Leave out any picture and return the remaining listing below exactly as given.

- Excerpted records:
-- begin --

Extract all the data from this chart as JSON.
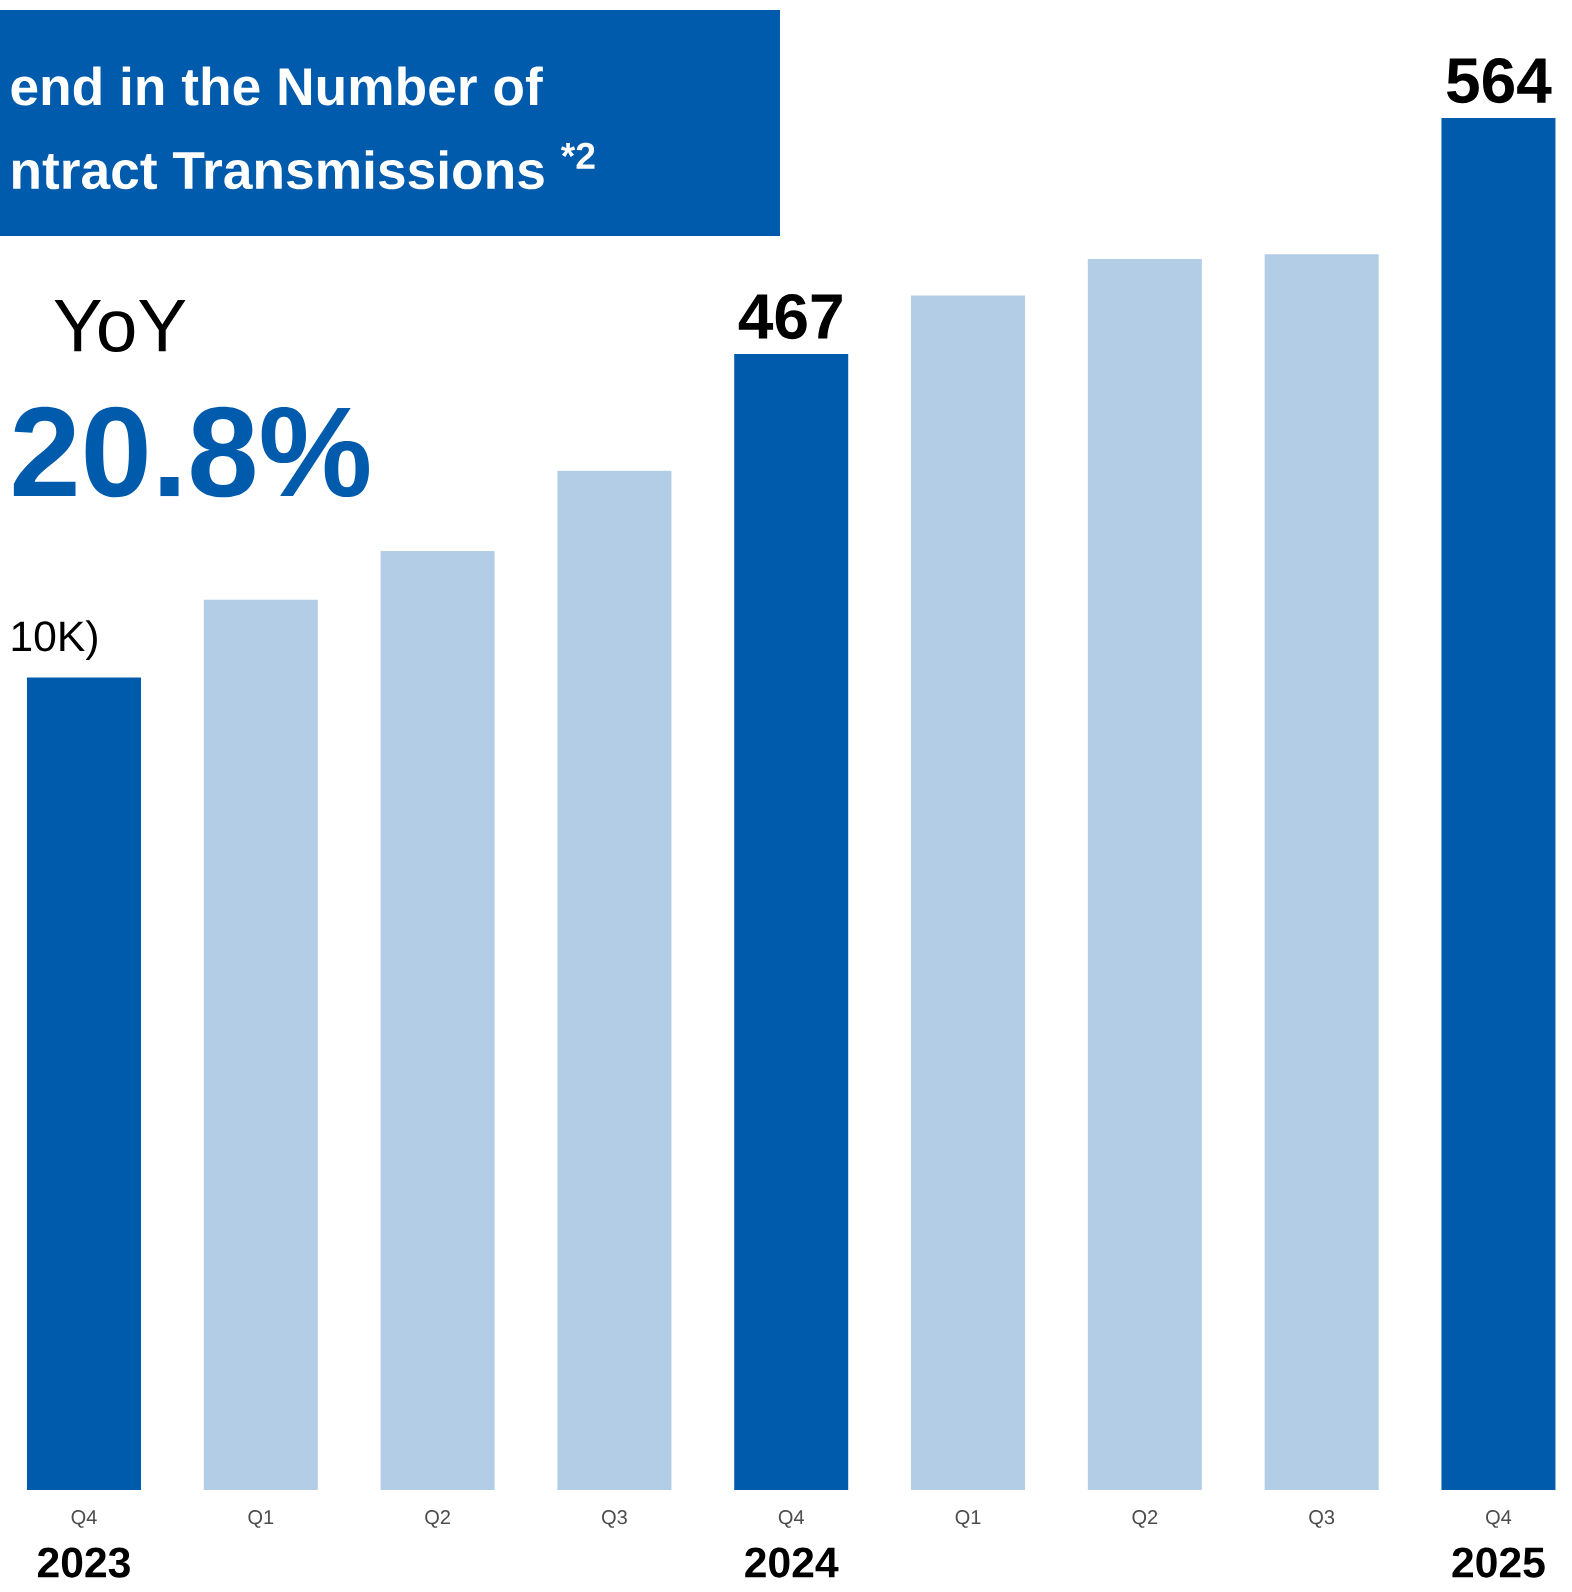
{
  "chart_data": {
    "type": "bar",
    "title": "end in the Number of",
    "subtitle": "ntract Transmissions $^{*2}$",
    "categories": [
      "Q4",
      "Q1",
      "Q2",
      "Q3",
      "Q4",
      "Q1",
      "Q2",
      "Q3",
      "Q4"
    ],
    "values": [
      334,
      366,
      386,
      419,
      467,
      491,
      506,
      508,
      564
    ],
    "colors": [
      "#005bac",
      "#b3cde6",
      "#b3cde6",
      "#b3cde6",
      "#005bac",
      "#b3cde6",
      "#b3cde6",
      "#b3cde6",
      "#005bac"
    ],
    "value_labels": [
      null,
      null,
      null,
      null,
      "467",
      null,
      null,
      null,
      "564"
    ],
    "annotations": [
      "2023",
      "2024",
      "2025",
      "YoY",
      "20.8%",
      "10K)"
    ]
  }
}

-- end --

- Expected answer:
Extract all the data from this chart as JSON.
{
  "chart_data": {
    "type": "bar",
    "title": "end in the Number of",
    "subtitle": "ntract Transmissions $^{*2}$",
    "categories": [
      "Q4",
      "Q1",
      "Q2",
      "Q3",
      "Q4",
      "Q1",
      "Q2",
      "Q3",
      "Q4"
    ],
    "values": [
      334,
      366,
      386,
      419,
      467,
      491,
      506,
      508,
      564
    ],
    "colors": [
      "#005bac",
      "#b3cde6",
      "#b3cde6",
      "#b3cde6",
      "#005bac",
      "#b3cde6",
      "#b3cde6",
      "#b3cde6",
      "#005bac"
    ],
    "value_labels": [
      null,
      null,
      null,
      null,
      "467",
      null,
      null,
      null,
      "564"
    ],
    "annotations": [
      "2023",
      "2024",
      "2025",
      "YoY",
      "20.8%",
      "10K)"
    ]
  }
}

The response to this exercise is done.